What the task asks
Below are some records; find each line that carries the word "coding" and copy it.

[Dataset items]

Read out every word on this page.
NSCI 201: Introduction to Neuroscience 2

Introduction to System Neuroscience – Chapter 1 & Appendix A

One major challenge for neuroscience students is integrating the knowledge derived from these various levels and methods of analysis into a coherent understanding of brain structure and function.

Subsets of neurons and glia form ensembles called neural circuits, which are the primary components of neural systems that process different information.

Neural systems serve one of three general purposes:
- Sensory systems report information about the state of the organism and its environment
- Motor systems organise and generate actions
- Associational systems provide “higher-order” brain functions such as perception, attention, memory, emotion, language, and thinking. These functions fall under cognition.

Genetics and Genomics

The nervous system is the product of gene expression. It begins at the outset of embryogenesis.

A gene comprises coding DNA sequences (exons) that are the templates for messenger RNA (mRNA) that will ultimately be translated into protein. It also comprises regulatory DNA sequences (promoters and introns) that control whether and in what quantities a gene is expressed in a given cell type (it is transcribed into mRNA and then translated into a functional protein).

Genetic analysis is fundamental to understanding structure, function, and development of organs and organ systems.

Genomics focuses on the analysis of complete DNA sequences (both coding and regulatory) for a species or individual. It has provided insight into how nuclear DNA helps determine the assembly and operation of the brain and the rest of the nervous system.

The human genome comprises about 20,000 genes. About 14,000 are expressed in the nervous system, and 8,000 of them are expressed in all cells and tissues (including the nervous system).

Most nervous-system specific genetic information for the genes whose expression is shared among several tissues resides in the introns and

Answer space
A gene comprises coding DNA sequences (exons) that are the templates for messenger RNA (mRNA) that will ultimately be translated into protein. It also comprises regulatory DNA sequences (promoters and introns) that control whether and in what quantities a gene is expressed in a given cell type (it is transcribed into mRNA and then translated into a functional protein).
Genomics focuses on the analysis of complete DNA sequences (both coding and regulatory) for a species or individual. It has provided insight into how nuclear DNA helps determine the assembly and operation of the brain and the rest of the nervous system.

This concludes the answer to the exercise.